La crise aura mis en pleine lumière l’opacité des processus de décision au
sein tant de l’UE que de l’Eurogroupe ou de la Banque Centrale Européenne.
Elle aura souligné le caractère anti-démocratique de nombre de ces décisions
et son aversion profonde quant à la souveraineté des peuples. L’Union
européenne, sans s’en rendre compte, a assumé le rôle de la défunte Union
soviétique en développant l’équivalent d’une doctrine de la
« souveraineté limitée ».Quelle que soit donc l’issue de cette
crise, son impact sur l’image de l’UE sera désastreux.
Le non-dialogue et ses fondements.
Les conditions de gestion de cette crise ont été désastreuses,
mais c’est un désastre dont la Commission européenne porte l’entière
responsabilité.
Dès l’arrivée au pouvoir du nouveau gouvernement grec (l’alliance entre
SYRIZA et les souverainistes de l’ANEL) il était évident que le cadre de la
négociation ne pouvait être celui du « mémorandum ». Cette réalité
a été refusée par les négociateurs de l’Eurogroupe qui ont constamment
cherché à ramener le gouvernement grec à un cadre que ce dernier rejetait. La
Commission européenne, et les diverses « institutions »
européennes, ont affecté de croire que la négociation portait sur les
montants d’aides alors que le gouvernement grec proposait de sortir de cette
logique de l’aide et de traiter politiquement le problème
de la dette, comme il fut fait en 1953 avec la dette de l’Allemagne.
Ce refus de la part de la Commission d’entendre ce que lui disait
le gouvernement grec a conduit à la transformation de ces négociations en ce
que le Ministre grec des Finances, M. Yanis Varoufakis, appelle une
« guerre »[1]. Comme l’on pouvait s’y attendre, cela a entraîné un
durcissement de la position grecque. Aujourd’hui on assiste à une alliance de
fait de la gauche de SYRIZA avec les souverainistes de l’ANEL, alliance qui
conditionne largement l’attitude du Premier ministre Alexis Tsipras[2].

* [Consigne donnée] Recopiez sans rien modifier le passage du texte sur la crise grecque qui va de « Elle aura souligné » jusqu'à « responsabilité. » inclus.

* [Enregistrements conservés]
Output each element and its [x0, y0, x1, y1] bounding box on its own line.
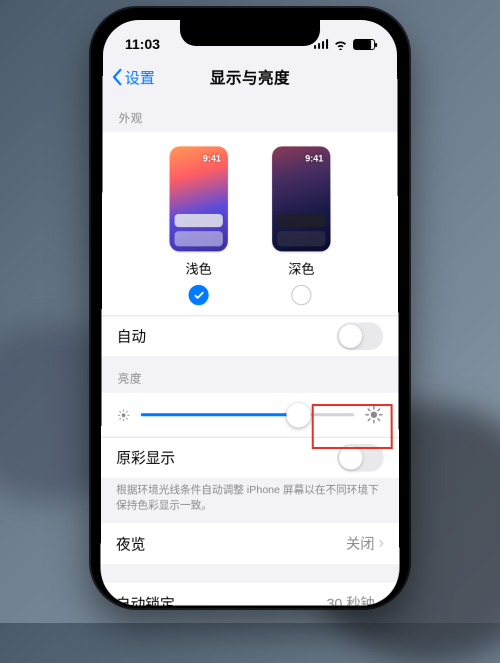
brightness-section-label: 亮度	[101, 356, 398, 393]
appearance-picker: 9:41 浅色 9:41 深色	[102, 132, 399, 315]
dark-mode-label: 深色	[288, 258, 314, 277]
thumbnail-clock: 9:41	[203, 153, 221, 163]
auto-lock-row[interactable]: 自动锁定 30 秒钟 ›	[100, 583, 399, 605]
thumbnail-clock: 9:41	[305, 153, 323, 163]
dark-mode-radio[interactable]	[291, 285, 311, 305]
appearance-option-light[interactable]: 9:41 浅色	[169, 146, 228, 305]
light-mode-label: 浅色	[186, 258, 212, 277]
notch	[180, 20, 320, 46]
auto-appearance-switch[interactable]	[337, 322, 384, 349]
appearance-section-label: 外观	[103, 96, 398, 132]
phone-frame: 11:03 设置 显示与亮度 外观 9:41	[91, 8, 409, 608]
nav-bar: 设置 显示与亮度	[103, 58, 398, 96]
sun-min-icon	[116, 408, 130, 422]
true-tone-row[interactable]: 原彩显示	[101, 437, 399, 478]
auto-appearance-label: 自动	[117, 326, 146, 347]
back-button[interactable]: 设置	[111, 67, 155, 88]
true-tone-description: 根据环境光线条件自动调整 iPhone 屏幕以在不同环境下保持色彩显示一致。	[101, 478, 399, 524]
page-title: 显示与亮度	[210, 66, 290, 88]
content-scroll[interactable]: 外观 9:41 浅色 9:41	[100, 96, 399, 605]
battery-icon	[353, 38, 375, 49]
auto-lock-value: 30 秒钟	[326, 593, 374, 605]
chevron-right-icon: ›	[379, 535, 384, 554]
wifi-icon	[333, 38, 348, 49]
light-mode-thumbnail: 9:41	[169, 146, 227, 251]
true-tone-switch[interactable]	[337, 444, 384, 472]
dark-mode-thumbnail: 9:41	[272, 146, 330, 251]
true-tone-label: 原彩显示	[116, 447, 175, 469]
status-time: 11:03	[125, 36, 160, 52]
appearance-option-dark[interactable]: 9:41 深色	[272, 146, 331, 305]
brightness-slider-row	[101, 393, 399, 437]
night-shift-label: 夜览	[116, 533, 146, 555]
status-indicators	[314, 38, 376, 49]
night-shift-row[interactable]: 夜览 关闭 ›	[101, 523, 400, 564]
auto-appearance-row[interactable]: 自动	[102, 315, 399, 356]
back-label: 设置	[125, 67, 155, 88]
screen: 11:03 设置 显示与亮度 外观 9:41	[100, 20, 399, 605]
chevron-left-icon	[111, 68, 123, 86]
light-mode-radio[interactable]	[188, 285, 208, 305]
night-shift-value: 关闭	[346, 534, 374, 555]
auto-lock-label: 自动锁定	[116, 593, 175, 606]
sun-max-icon	[364, 405, 383, 424]
brightness-slider-knob[interactable]	[287, 402, 311, 427]
checkmark-icon	[193, 289, 204, 300]
brightness-slider[interactable]	[141, 413, 354, 416]
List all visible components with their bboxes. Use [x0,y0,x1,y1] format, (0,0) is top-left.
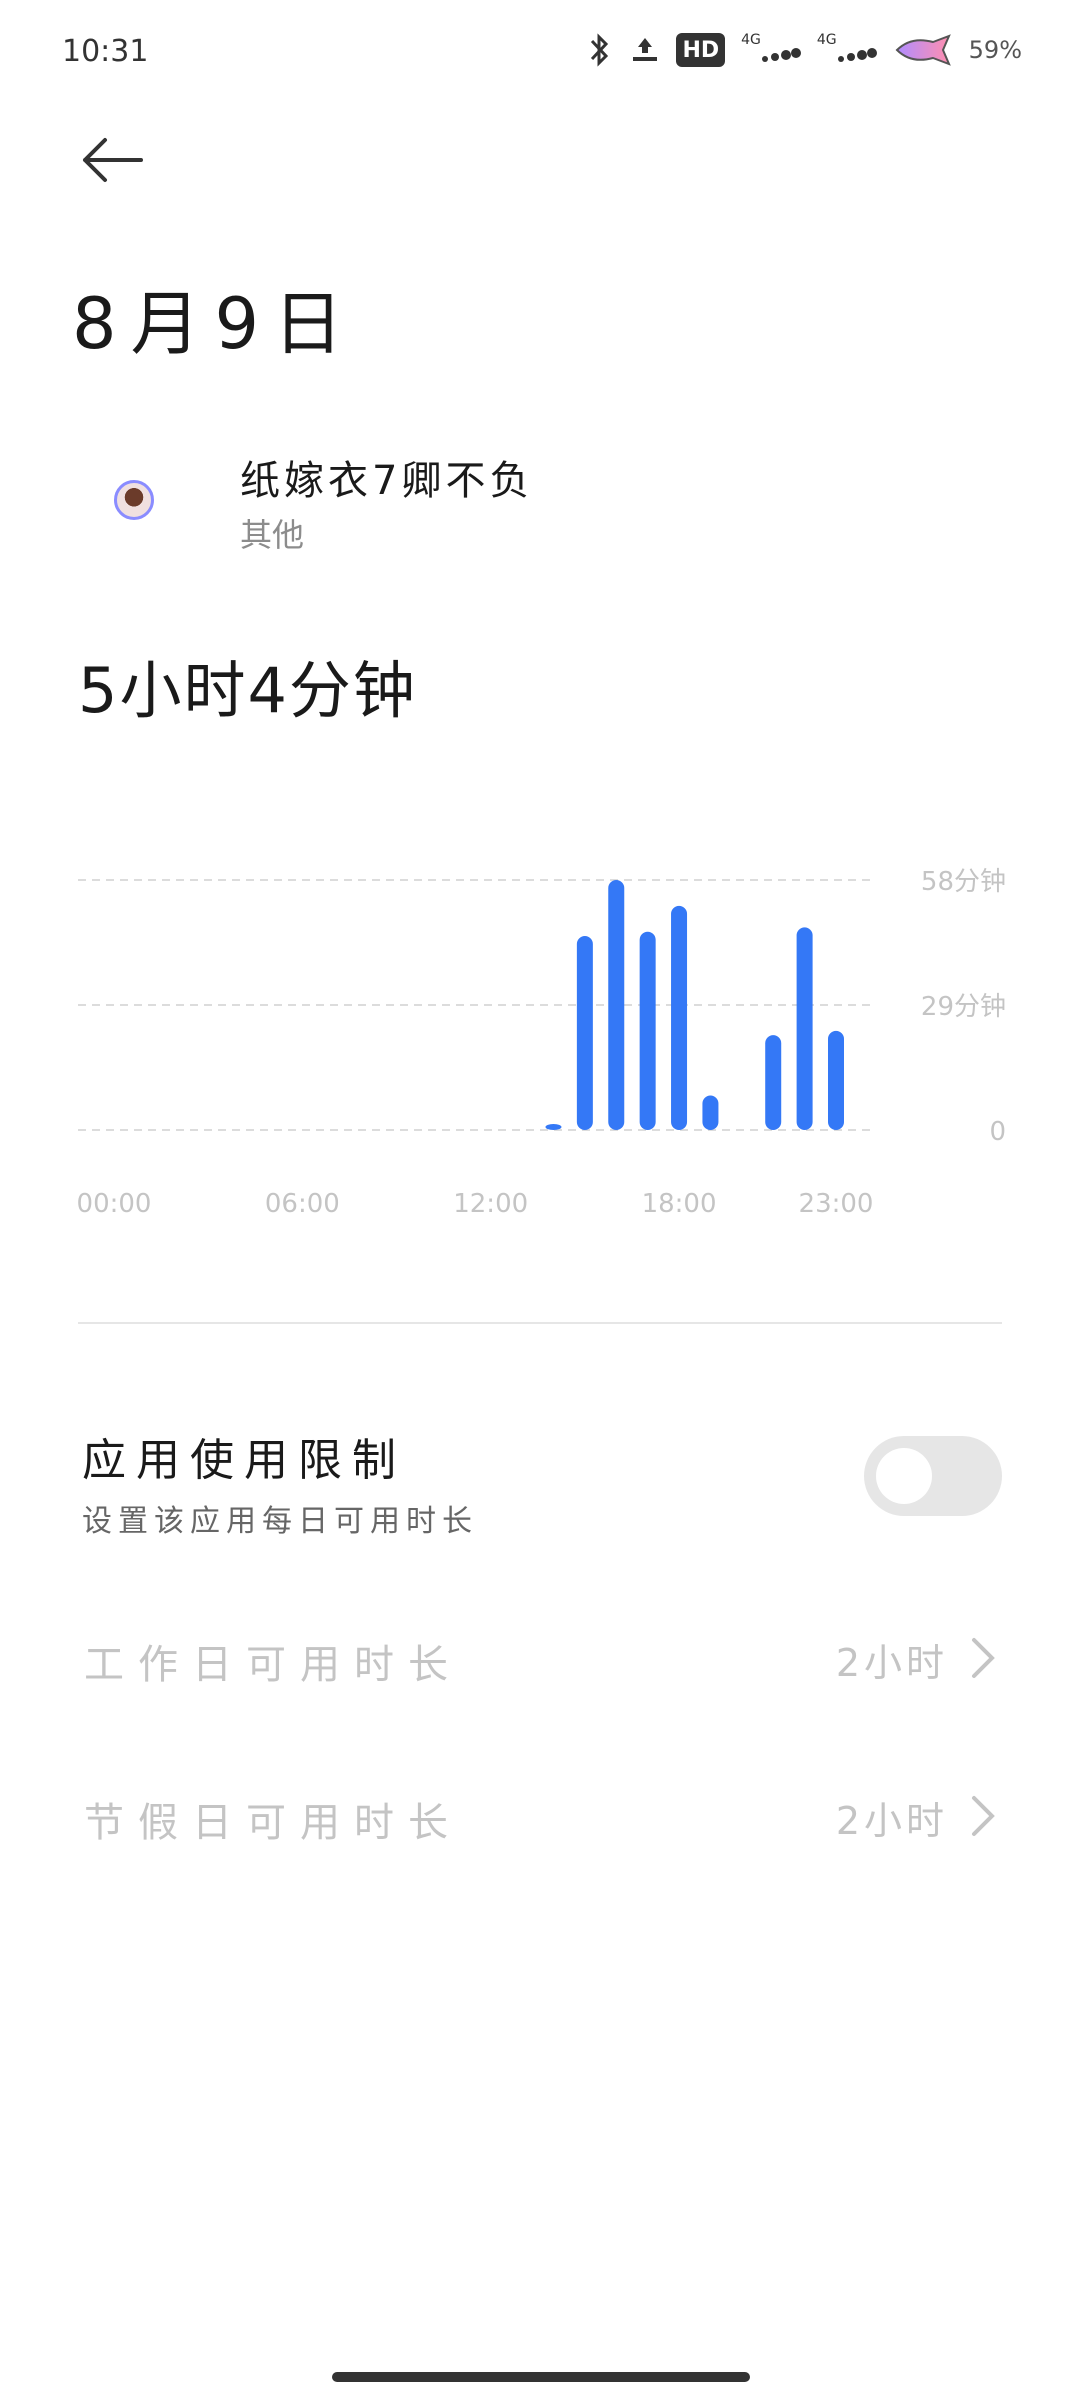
limit-title: 应用使用限制 [82,1435,406,1486]
app-icon [114,480,154,520]
total-usage-time: 5小时4分钟 [78,654,417,727]
setting-value: 2小时 [835,1799,948,1843]
status-bar: 10:31 HD 4G 4G 59% [0,0,1080,100]
home-indicator[interactable] [332,2372,750,2382]
workday-limit-row[interactable]: 工作日可用时长 2小时 [78,1612,1002,1702]
holiday-limit-row[interactable]: 节假日可用时长 2小时 [78,1770,1002,1860]
back-arrow-icon [83,138,143,182]
network-type-label: 4G [816,32,837,48]
bar [576,936,593,1130]
y-tick-label: 29分钟 [921,992,1006,1022]
bar [545,1124,562,1130]
app-name: 纸嫁衣7卿不负 [240,458,534,504]
bar [639,931,656,1130]
bar [702,1095,719,1130]
x-tick-label: 18:00 [642,1189,717,1219]
vpn-key-icon [630,30,660,70]
x-tick-label: 12:00 [453,1189,528,1219]
usage-chart: 58分钟 29分钟 0 00:00 06:00 12:00 18:00 23:00 [77,867,1006,1219]
hd-voice-icon: HD [676,33,726,67]
x-tick-label: 00:00 [77,1189,152,1219]
x-tick-label: 06:00 [265,1189,340,1219]
status-time: 10:31 [62,34,149,69]
bluetooth-icon [586,30,614,70]
bar [671,905,688,1130]
divider [78,1322,1002,1324]
limit-toggle[interactable] [864,1436,1002,1516]
limit-subtitle: 设置该应用每日可用时长 [82,1504,478,1539]
app-category: 其他 [240,516,305,554]
status-icons: HD 4G 4G 59% [586,28,1022,72]
y-tick-label: 0 [989,1117,1006,1147]
toggle-knob [876,1448,932,1504]
setting-value: 2小时 [835,1641,948,1685]
screen: 10:31 HD 4G 4G 59% 8月9日 纸嫁衣7卿不负 其他 5小时4分… [0,0,1080,2400]
network-type-label: 4G [741,32,761,48]
signal-icon: 4G [741,30,801,70]
bar [765,1035,782,1130]
y-tick-label: 58分钟 [921,867,1006,897]
battery-icon [893,30,953,70]
bar [608,880,625,1130]
battery-percent: 59% [968,36,1022,64]
x-tick-label: 23:00 [799,1189,874,1219]
setting-label: 工作日可用时长 [84,1642,462,1688]
bar [796,927,813,1130]
signal-icon: 4G [817,30,877,70]
hd-label: HD [682,37,720,63]
setting-label: 节假日可用时长 [84,1800,462,1846]
bar [828,1030,844,1130]
page-title: 8月9日 [72,283,358,365]
chevron-right-icon [972,1796,995,1836]
back-button[interactable] [72,120,152,200]
chevron-right-icon [972,1638,995,1678]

* [Réponse attendue]
Elle aura souligné le caractère anti-démocratique de nombre de ces décisions
et son aversion profonde quant à la souveraineté des peuples. L’Union
européenne, sans s’en rendre compte, a assumé le rôle de la défunte Union
soviétique en développant l’équivalent d’une doctrine de la
« souveraineté limitée ».Quelle que soit donc l’issue de cette
crise, son impact sur l’image de l’UE sera désastreux.
Le non-dialogue et ses fondements.
Les conditions de gestion de cette crise ont été désastreuses,
mais c’est un désastre dont la Commission européenne porte l’entière
responsabilité.